### WHAT IS EXPECTED
Retype the listing that follows, exactly as written.

### EXCERPTED RECORDS
* * * *

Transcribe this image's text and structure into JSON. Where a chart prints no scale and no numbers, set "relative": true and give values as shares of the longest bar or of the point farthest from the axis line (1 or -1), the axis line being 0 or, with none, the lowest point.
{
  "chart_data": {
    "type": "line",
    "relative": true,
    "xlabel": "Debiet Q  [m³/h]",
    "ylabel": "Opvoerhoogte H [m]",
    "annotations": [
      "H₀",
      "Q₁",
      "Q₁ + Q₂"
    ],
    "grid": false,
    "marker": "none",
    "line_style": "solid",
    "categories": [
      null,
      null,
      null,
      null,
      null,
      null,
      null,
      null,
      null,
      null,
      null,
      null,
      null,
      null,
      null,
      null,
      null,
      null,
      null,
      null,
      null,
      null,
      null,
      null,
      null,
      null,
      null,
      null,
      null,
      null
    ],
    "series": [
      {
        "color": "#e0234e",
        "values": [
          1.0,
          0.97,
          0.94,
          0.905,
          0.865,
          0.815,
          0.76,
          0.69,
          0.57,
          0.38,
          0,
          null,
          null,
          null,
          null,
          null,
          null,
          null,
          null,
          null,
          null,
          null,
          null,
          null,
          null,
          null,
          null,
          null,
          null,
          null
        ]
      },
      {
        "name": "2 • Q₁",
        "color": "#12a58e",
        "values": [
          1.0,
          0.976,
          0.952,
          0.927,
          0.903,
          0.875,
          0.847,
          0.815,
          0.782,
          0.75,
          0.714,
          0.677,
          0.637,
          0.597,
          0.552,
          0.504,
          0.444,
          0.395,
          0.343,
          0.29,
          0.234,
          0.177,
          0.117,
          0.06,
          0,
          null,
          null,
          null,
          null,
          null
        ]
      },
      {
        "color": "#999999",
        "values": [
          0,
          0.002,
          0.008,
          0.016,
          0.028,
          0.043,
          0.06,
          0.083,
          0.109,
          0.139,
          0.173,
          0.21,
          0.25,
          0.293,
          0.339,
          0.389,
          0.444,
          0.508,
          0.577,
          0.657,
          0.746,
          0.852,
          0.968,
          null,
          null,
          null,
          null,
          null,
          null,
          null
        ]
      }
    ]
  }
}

* * * *

### ANSWER TO THE EXERCISE
Transcribe this image's text and structure into JSON. Where a chart prints no scale and no numbers, set "relative": true and give values as shares of the longest bar or of the point farthest from the axis line (1 or -1), the axis line being 0 or, with none, the lowest point.
{
  "chart_data": {
    "type": "line",
    "relative": true,
    "xlabel": "Debiet Q  [m³/h]",
    "ylabel": "Opvoerhoogte H [m]",
    "annotations": [
      "H₀",
      "Q₁",
      "Q₁ + Q₂"
    ],
    "grid": false,
    "marker": "none",
    "line_style": "solid",
    "categories": [
      null,
      null,
      null,
      null,
      null,
      null,
      null,
      null,
      null,
      null,
      null,
      null,
      null,
      null,
      null,
      null,
      null,
      null,
      null,
      null,
      null,
      null,
      null,
      null,
      null,
      null,
      null,
      null,
      null,
      null
    ],
    "series": [
      {
        "color": "#e0234e",
        "values": [
          1.0,
          0.97,
          0.94,
          0.905,
          0.865,
          0.815,
          0.76,
          0.69,
          0.57,
          0.38,
          0,
          null,
          null,
          null,
          null,
          null,
          null,
          null,
          null,
          null,
          null,
          null,
          null,
          null,
          null,
          null,
          null,
          null,
          null,
          null
        ]
      },
      {
        "name": "2 • Q₁",
        "color": "#12a58e",
        "values": [
          1.0,
          0.976,
          0.952,
          0.927,
          0.903,
          0.875,
          0.847,
          0.815,
          0.782,
          0.75,
          0.714,
          0.677,
          0.637,
          0.597,
          0.552,
          0.504,
          0.444,
          0.395,
          0.343,
          0.29,
          0.234,
          0.177,
          0.117,
          0.06,
          0,
          null,
          null,
          null,
          null,
          null
        ]
      },
      {
        "color": "#999999",
        "values": [
          0,
          0.002,
          0.008,
          0.016,
          0.028,
          0.043,
          0.06,
          0.083,
          0.109,
          0.139,
          0.173,
          0.21,
          0.25,
          0.293,
          0.339,
          0.389,
          0.444,
          0.508,
          0.577,
          0.657,
          0.746,
          0.852,
          0.968,
          null,
          null,
          null,
          null,
          null,
          null,
          null
        ]
      }
    ]
  }
}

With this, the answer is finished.